ÜBUNGSTEXT ::
——
Hallo zusammen,
zu meiner Geschichte:
ich bin beruflich vor 3 Monaten (zunächst alleine) vom Ort B ins 650km entfernte Ort A gezogen und lebe derzeit in einer 1-Zimmer-Wohnung. Meine Frau und mein 2-jähriges Kind leben noch im Ort B.
Vor 3 Wochen habe ich ein Online-Inserat von einer Wohnung im Ort A gesehen und mich beim entsprechenden Makler gemeldet. Dann war ich bei der besagten Wohnung mit dem Makler zur Wohnungsbesichtigung. Anschließend war ich in der engern Auswahl und habe ein Termin zum Kennenlernen des Vermieter-Ehepaars bekommen. Also habe ich das Wochenende davor meine Frau und mein Kind von der 650km Entfernung zum Ort A hergeholt und bin mit meiner Famiie zum 2.Mal in die Wohnung gefahren, zum Termin mit dem Makler und dem Vermieter-Paar. Anschließend hat sich der Makler bei mir gemeldet und mit mitgeteilt, dass ich den Zuschlag erhalten habe und der Makler hat den vorgefertigten Mietvertrag an beide parteien (dem Vermieter und mir) zugeschickt. 2 Tage später war ich zum 3.Mal in der besagten Wohnung zur Vertragsunterschrift. Beide Parteien waren mit den Konditionen einverstanden. Ich habe den Vertrag unterschrieben. Da nur die Vermieterin anwesend war, und Sie angeblich nicht befugt war zur Unterschrift, hat sie den Vertrag mitgenommen, damit Ihr Mann die den Vertrag unterschreibt.
Um festzuhalten: alle 3 Parteien (Vermieter, Makler und ich) waren zu einer (leider nur mündlichen) Übereinkunft gekommen (als zeugen gibt es mich, meine Frau und den Makler) => jedoch hat weder der Makler noch ich einen gegengezeichneten Mietvertrag erhalten.
1-2 Tage später hieß es, dass die Vermieter das Mietverhältnis jetzt doch zum 1.7 anstatt dem vereinbarten 15.7 gestartet haben möchten....ich habe zugestimmt (obwohl sich damit die parallel laufenden Mietverhältnisse sich verlängern würden).
Nochmal 1-2 Tage später hieß es, dass die Vermieter im Vertrag vermerkt haben möchten, dass in der Wohnung nicht geraucht werden darf und dass die Fenster nicht angebohrt werden darf....ich habe zugestimmt.
Nochmal 1-2 Tage später hieß es, dass die Vermieter nun doch einen Staffelvertrag haben möchten, und alle 2 Jahre die Miete um 20%!!!! erhöhen wollen. Damit war der Makler nicht einverstanden, und daher wurde dem Makler seine Beauftragung gekündigt (nebenbei: ich als angehender Mieter, wäre damit auch nicht einverstanden gewesen).
——
[Daten zur Erkennung des Dokumentlayouts]
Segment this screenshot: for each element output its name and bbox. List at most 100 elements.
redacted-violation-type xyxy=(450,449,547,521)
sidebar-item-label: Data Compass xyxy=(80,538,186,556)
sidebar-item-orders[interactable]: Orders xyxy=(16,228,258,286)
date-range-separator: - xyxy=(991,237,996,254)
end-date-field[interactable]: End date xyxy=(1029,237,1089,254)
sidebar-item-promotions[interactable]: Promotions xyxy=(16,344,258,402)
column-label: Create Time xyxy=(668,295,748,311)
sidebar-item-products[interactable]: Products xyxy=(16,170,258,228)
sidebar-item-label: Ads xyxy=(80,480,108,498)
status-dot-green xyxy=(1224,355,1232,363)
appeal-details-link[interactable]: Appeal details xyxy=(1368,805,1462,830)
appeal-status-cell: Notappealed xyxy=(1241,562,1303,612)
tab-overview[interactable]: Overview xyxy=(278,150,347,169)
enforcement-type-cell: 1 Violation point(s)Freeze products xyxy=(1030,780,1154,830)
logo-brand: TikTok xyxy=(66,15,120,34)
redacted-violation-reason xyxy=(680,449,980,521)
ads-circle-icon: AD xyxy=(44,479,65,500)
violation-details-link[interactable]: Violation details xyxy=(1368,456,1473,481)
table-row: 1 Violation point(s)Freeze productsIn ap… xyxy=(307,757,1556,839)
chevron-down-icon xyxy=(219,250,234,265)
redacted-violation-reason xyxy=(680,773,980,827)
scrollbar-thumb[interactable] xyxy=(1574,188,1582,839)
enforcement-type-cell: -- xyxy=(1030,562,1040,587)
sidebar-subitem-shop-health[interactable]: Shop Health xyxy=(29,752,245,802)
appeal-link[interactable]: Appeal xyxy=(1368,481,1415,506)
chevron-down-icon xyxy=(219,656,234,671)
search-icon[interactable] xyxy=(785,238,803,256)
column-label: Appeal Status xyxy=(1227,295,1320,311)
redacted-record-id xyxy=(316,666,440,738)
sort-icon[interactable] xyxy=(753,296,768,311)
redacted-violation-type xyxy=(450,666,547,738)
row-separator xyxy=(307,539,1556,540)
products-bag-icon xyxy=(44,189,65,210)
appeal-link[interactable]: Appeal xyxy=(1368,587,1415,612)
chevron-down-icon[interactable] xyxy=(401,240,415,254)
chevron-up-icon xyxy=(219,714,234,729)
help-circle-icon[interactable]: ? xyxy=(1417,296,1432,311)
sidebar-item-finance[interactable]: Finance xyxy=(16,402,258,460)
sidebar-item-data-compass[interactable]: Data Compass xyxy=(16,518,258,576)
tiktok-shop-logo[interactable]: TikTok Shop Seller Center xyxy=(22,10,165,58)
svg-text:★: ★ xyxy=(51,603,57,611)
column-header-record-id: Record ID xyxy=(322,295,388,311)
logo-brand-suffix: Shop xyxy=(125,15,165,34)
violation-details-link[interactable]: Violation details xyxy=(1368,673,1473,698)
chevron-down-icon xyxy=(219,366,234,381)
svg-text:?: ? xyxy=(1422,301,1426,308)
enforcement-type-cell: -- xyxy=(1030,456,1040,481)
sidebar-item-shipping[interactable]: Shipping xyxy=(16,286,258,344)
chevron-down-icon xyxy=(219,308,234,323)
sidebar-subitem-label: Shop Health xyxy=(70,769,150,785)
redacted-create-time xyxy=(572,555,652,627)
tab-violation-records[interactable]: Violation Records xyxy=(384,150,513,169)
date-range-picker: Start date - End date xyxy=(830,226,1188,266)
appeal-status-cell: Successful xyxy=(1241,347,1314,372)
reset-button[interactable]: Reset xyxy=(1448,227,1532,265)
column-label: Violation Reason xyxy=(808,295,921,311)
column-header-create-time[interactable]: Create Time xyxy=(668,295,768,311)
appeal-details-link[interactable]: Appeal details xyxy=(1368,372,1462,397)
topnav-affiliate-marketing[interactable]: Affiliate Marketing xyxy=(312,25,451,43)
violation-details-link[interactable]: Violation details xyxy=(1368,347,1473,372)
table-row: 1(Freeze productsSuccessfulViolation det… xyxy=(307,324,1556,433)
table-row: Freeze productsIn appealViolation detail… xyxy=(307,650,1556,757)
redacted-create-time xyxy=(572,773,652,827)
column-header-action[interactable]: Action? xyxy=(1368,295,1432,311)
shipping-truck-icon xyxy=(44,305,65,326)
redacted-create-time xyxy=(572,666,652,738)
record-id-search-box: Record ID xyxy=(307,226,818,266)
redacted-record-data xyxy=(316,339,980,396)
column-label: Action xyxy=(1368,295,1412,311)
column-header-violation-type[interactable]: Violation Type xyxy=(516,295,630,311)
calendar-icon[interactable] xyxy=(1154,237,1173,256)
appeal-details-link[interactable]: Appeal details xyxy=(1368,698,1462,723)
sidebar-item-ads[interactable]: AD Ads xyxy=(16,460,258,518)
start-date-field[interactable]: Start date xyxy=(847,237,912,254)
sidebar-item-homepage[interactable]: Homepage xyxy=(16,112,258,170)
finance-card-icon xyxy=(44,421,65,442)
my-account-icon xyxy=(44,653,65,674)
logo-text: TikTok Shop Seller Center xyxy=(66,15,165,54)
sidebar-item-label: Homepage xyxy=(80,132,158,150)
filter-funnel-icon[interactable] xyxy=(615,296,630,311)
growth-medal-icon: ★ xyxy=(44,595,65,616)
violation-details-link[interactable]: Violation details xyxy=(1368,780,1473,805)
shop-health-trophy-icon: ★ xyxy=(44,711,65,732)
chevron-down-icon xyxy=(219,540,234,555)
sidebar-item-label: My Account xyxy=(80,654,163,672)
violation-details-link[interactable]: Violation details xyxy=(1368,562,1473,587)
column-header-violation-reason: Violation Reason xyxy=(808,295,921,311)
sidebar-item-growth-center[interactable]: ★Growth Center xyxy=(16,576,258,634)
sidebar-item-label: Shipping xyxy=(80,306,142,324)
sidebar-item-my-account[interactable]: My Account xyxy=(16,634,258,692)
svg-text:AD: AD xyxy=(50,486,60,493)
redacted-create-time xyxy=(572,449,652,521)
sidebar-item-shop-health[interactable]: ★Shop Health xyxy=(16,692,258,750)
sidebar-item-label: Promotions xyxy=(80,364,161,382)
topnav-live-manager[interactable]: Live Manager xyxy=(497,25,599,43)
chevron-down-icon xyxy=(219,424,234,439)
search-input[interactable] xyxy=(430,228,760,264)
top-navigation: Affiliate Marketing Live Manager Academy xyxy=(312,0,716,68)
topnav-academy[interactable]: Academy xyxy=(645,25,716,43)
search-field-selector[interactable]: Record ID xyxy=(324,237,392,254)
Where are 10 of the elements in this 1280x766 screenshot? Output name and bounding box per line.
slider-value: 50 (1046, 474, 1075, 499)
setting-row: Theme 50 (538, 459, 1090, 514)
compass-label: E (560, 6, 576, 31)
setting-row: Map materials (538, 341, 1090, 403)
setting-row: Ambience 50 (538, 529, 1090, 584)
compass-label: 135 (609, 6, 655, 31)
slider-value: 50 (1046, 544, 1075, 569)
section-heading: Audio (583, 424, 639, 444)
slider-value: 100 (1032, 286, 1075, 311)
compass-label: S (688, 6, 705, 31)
——
AUFGABEN ::
[1] Zähle alle Änderungen auf, die die Vermieter laut Übungstext nach der Unterschrift des Verfassers zusätzlich verlangten.
[2] Wie viele Kilometer liegen laut Übungstext zwischen Ort B und Ort A?

LÖSUNGEN ::
[1]
- Beginn des Mietverhältnisses zum 1.7 statt zum vereinbarten 15.7
- Vermerk im Vertrag, dass in der Wohnung nicht geraucht werden darf
- Vermerk im Vertrag, dass die Fenster nicht angebohrt werden dürfen
- Ein Staffelvertrag, der die Miete alle 2 Jahre um 20 % erhöht

[2] 650 km